Alla conclusione della celebrazione maestosa dei Vespri del Venerdì Santo si pone al centro l’immagine di Cristo nel sepolcro sulla particolarmente venerata Sacra Sindone. Principalmente, nella parte centrale della Sindone è rafiggurata la Deposizione di Gesù Cristo nel Sepolcro. Al canto dell'Apolitikion "Il beato Giuseppe d'Arimatea, deposto dalla Croce l'intemerato Tuo corpo, lo avvolse in una candida sindone con aromi e, resi gli onori funebri, lo pose in un sepolcro nuovo" in processione retto da quattro presbiteri viene potato al centro della chiesa e solennemente esposto l'epitafion, il velo ricamato (dipinto) che rappresenta il corpo del Signore nella sua sepoltura.

··········

Trascrivi fedelmente la parte del brano sui Vespri del Venerdì Santo che comincia con "Alla conclusione della" e si conclude con "nella sua sepoltura.".

··········

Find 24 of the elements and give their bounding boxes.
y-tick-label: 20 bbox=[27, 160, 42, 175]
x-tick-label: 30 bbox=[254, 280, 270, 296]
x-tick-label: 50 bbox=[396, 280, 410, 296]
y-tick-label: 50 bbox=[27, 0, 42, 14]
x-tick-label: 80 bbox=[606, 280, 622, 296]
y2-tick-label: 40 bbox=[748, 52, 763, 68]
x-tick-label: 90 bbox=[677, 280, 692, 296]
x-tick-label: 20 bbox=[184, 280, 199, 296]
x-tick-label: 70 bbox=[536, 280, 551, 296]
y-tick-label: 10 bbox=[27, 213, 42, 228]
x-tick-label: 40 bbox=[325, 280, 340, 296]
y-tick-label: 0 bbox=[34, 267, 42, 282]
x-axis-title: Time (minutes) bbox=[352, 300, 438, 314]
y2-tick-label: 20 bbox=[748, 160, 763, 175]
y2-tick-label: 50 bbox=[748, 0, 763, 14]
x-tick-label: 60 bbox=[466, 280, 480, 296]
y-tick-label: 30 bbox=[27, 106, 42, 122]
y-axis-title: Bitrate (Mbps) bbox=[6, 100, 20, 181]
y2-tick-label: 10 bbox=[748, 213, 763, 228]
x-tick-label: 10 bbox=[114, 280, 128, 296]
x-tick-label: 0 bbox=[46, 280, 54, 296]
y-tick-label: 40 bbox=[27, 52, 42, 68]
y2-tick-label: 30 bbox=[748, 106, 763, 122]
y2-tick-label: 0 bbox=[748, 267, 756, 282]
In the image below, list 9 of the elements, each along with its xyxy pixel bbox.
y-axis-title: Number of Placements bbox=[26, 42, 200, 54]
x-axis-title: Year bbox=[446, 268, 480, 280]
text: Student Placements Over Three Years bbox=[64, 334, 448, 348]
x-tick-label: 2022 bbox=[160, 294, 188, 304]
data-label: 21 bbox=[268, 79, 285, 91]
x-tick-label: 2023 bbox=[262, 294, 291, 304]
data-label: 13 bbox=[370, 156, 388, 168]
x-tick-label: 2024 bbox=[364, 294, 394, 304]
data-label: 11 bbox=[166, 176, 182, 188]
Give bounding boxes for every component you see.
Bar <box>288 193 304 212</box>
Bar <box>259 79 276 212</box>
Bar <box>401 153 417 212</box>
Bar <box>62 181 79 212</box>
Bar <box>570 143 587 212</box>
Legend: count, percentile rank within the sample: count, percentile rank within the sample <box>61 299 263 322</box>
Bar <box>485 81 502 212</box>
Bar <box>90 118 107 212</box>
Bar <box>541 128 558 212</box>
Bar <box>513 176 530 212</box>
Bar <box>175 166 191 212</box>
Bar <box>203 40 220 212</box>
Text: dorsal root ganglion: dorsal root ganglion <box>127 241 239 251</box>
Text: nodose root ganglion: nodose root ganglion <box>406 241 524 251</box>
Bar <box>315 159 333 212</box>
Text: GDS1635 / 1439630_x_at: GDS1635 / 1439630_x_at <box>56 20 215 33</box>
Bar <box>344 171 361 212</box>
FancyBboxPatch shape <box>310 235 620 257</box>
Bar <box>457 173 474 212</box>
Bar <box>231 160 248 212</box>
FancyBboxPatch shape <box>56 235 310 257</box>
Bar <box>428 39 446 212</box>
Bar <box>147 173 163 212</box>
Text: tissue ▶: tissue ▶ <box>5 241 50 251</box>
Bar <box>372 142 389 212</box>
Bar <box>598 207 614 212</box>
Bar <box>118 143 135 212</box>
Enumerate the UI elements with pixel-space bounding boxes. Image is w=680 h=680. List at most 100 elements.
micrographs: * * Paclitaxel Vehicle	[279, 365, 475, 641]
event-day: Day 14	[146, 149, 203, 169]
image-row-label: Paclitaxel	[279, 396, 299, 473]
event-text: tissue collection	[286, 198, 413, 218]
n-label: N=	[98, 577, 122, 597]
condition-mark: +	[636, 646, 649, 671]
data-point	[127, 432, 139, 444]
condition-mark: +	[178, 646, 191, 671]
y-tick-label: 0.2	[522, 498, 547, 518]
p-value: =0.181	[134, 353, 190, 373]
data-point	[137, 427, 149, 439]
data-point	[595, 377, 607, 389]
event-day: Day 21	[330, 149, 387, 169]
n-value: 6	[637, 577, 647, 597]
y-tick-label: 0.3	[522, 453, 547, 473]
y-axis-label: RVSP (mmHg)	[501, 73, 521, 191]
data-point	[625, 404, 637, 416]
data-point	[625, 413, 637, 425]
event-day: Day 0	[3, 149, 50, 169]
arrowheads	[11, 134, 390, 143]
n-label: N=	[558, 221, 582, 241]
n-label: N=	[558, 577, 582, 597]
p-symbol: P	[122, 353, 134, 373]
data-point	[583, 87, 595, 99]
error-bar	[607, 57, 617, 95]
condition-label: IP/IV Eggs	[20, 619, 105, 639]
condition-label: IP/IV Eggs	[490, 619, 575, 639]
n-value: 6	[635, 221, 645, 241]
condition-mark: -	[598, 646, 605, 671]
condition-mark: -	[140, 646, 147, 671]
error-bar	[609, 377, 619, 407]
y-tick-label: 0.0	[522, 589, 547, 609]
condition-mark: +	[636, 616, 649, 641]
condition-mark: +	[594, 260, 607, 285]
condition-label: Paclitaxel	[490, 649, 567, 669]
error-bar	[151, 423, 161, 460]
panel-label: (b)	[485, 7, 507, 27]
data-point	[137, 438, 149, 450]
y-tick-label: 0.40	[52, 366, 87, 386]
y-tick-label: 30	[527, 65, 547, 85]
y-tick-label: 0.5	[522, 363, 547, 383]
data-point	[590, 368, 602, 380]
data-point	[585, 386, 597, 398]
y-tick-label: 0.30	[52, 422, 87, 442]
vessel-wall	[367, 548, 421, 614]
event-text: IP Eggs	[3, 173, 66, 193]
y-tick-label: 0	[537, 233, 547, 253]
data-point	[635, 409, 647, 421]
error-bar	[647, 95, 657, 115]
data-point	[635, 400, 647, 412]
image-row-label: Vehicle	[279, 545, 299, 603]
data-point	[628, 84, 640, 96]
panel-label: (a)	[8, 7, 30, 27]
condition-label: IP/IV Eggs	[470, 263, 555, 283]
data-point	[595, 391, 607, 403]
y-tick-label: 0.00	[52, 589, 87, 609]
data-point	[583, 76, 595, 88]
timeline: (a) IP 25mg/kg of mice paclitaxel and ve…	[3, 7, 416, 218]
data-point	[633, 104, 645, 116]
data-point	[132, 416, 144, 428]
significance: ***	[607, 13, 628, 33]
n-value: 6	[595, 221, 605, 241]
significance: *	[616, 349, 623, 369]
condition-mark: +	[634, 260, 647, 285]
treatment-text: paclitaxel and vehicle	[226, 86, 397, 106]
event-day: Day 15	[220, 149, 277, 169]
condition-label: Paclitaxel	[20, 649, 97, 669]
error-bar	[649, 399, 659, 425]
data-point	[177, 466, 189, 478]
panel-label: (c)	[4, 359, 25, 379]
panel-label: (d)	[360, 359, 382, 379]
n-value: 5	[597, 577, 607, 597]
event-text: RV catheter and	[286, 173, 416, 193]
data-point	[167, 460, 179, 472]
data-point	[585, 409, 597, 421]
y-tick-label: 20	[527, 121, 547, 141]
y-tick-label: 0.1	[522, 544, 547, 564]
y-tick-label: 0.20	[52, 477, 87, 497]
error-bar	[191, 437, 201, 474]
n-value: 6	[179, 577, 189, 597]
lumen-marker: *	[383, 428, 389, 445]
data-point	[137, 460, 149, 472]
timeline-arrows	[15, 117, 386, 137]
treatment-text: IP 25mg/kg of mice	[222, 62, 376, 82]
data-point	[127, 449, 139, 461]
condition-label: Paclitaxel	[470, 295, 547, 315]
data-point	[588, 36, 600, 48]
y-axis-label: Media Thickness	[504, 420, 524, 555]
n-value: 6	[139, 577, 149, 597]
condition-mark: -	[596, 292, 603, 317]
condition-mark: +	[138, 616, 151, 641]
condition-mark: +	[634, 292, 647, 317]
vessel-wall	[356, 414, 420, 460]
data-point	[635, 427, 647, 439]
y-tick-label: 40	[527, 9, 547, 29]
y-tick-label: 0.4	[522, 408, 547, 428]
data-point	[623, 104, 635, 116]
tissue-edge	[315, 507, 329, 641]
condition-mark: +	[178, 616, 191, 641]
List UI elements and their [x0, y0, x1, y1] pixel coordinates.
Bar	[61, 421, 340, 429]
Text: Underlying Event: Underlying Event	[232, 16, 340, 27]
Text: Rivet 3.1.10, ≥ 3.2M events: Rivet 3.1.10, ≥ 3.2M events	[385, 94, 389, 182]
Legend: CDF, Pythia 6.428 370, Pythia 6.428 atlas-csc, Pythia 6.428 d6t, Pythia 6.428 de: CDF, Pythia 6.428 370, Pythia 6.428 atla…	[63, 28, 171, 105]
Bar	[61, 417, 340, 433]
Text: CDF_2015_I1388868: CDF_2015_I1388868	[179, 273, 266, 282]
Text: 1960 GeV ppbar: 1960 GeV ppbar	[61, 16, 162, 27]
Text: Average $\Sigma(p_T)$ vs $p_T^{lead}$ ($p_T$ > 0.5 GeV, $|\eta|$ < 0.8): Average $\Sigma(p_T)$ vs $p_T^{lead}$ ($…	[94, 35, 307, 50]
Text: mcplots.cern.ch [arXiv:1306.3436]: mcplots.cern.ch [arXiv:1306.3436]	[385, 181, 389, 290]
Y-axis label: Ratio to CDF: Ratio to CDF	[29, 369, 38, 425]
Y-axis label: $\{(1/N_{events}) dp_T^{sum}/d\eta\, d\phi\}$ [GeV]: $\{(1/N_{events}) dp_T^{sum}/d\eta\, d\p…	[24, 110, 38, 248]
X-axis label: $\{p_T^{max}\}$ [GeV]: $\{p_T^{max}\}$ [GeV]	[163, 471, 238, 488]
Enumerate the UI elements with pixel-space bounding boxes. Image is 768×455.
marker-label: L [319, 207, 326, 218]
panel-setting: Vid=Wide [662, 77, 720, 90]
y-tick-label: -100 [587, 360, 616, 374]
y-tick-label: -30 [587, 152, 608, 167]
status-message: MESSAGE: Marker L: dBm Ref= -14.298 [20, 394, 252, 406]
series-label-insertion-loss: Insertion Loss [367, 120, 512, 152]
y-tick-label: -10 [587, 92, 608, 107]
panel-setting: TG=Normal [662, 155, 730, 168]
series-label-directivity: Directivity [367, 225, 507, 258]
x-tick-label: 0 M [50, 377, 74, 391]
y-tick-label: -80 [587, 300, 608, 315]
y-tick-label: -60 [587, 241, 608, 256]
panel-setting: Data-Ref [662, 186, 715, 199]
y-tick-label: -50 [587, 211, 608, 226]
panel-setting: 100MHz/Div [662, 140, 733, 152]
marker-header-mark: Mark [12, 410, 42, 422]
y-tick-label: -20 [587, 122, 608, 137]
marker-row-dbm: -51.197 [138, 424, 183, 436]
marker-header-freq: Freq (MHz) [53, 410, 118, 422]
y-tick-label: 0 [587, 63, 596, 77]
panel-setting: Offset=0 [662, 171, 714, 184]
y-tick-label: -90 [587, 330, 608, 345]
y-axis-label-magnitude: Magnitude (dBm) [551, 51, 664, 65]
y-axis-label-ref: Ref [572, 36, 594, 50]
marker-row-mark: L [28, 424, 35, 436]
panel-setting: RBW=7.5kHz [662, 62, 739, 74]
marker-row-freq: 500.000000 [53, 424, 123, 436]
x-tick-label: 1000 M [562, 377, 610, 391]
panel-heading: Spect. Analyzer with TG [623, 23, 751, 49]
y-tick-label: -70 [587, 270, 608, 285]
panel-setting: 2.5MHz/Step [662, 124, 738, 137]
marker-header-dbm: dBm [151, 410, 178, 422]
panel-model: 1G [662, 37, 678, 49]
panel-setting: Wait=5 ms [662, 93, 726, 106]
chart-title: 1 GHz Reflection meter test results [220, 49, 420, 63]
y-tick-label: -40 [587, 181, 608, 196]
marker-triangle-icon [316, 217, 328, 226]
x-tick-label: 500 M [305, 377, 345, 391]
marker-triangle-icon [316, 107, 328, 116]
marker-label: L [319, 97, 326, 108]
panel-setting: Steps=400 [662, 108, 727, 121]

··········

- _Risultato dell'esercizio_:
Alla conclusione della celebrazione maestosa dei Vespri del Venerdì Santo si pone al centro l’immagine di Cristo nel sepolcro sulla particolarmente venerata Sacra Sindone. Principalmente, nella parte centrale della Sindone è rafiggurata la Deposizione di Gesù Cristo nel Sepolcro. Al canto dell'Apolitikion "Il beato Giuseppe d'Arimatea, deposto dalla Croce l'intemerato Tuo corpo, lo avvolse in una candida sindone con aromi e, resi gli onori funebri, lo pose in un sepolcro nuovo" in processione retto da quattro presbiteri viene potato al centro della chiesa e solennemente esposto l'epitafion, il velo ricamato (dipinto) che rappresenta il corpo del Signore nella sua sepoltura.